What you have to do:
Look below and pull out each line with the word "объектов".
— START Dataset excerpts —
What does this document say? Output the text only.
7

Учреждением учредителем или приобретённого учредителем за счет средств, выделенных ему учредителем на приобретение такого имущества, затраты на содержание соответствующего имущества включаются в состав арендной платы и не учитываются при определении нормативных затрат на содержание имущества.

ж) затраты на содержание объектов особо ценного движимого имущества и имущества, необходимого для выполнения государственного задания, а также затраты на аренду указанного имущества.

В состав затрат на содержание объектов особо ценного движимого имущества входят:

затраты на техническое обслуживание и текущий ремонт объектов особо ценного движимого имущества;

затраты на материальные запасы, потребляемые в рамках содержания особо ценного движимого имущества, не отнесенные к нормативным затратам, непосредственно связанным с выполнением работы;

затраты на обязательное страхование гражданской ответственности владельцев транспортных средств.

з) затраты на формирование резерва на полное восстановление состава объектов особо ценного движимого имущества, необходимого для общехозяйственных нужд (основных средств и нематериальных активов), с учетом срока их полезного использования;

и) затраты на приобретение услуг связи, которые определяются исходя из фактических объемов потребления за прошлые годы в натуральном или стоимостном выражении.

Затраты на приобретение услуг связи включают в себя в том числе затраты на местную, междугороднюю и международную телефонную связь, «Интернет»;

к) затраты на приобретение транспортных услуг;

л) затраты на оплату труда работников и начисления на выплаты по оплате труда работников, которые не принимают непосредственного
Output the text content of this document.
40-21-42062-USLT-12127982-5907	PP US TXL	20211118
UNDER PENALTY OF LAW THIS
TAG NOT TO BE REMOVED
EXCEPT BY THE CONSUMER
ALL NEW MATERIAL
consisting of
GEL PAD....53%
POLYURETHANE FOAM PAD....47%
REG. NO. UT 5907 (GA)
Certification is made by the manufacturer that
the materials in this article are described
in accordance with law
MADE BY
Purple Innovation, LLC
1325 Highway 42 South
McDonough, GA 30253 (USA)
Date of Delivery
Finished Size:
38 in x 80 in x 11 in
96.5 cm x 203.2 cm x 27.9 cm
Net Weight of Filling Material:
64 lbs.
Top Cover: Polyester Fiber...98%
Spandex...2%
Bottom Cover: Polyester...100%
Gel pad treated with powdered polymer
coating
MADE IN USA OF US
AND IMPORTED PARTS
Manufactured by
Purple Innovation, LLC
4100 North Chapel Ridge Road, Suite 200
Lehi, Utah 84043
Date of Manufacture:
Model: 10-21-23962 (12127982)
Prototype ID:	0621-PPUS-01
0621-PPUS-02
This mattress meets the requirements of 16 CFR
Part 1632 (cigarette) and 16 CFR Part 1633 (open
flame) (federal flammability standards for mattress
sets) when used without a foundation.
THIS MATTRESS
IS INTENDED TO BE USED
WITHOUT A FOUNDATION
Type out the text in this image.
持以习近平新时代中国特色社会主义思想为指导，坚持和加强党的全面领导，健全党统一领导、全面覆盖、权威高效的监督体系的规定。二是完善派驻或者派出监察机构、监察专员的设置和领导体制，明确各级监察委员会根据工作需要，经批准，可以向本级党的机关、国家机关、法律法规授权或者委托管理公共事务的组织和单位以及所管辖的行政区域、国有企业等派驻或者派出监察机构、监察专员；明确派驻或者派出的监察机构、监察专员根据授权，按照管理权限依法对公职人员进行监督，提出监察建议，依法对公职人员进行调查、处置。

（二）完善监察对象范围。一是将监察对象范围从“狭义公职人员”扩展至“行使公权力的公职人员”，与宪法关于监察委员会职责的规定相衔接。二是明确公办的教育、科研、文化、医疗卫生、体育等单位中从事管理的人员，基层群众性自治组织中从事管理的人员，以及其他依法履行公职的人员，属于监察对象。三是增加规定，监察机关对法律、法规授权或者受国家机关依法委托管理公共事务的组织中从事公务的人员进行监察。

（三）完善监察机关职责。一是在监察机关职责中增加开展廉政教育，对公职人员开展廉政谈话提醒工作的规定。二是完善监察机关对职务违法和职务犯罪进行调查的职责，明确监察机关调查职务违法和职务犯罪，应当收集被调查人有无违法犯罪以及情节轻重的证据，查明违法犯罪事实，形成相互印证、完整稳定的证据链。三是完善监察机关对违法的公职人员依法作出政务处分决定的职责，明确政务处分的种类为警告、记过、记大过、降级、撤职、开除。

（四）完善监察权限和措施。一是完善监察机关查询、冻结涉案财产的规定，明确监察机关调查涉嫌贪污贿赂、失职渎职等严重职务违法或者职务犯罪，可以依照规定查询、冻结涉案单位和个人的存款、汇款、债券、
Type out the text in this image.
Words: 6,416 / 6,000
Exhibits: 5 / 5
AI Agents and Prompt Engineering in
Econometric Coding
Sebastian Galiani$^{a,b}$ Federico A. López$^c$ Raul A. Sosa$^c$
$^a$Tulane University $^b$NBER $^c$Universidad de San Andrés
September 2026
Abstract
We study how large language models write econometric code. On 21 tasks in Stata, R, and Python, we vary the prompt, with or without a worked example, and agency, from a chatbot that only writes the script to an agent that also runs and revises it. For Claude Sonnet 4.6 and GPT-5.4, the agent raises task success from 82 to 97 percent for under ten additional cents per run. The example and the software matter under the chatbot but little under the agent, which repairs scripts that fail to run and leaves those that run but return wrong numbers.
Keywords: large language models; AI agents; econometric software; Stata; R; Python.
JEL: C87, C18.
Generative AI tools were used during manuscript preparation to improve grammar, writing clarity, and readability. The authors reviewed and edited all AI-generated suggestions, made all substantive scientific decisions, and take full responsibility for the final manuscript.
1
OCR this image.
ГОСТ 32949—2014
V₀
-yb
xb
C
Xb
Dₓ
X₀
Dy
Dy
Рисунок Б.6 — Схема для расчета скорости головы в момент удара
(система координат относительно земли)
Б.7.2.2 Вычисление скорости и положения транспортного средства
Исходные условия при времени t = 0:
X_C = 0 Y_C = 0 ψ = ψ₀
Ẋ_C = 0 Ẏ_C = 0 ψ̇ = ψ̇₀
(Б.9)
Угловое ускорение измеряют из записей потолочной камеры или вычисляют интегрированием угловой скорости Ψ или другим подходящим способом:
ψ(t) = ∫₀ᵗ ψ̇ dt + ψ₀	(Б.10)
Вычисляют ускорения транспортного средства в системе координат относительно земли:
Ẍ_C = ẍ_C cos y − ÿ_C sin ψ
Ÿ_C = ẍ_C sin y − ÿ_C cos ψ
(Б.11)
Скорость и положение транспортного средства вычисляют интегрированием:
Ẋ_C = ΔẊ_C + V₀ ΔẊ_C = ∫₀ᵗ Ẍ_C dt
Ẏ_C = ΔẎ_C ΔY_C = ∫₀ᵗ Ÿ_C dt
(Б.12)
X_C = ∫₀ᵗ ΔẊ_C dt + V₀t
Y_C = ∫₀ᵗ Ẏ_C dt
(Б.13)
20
— END Dataset excerpts —
The solution:
ж) затраты на содержание объектов особо ценного движимого имущества и имущества, необходимого для выполнения государственного задания, а также затраты на аренду указанного имущества.
В состав затрат на содержание объектов особо ценного движимого имущества входят:
затраты на техническое обслуживание и текущий ремонт объектов особо ценного движимого имущества;
з) затраты на формирование резерва на полное восстановление состава объектов особо ценного движимого имущества, необходимого для общехозяйственных нужд (основных средств и нематериальных активов), с учетом срока их полезного использования;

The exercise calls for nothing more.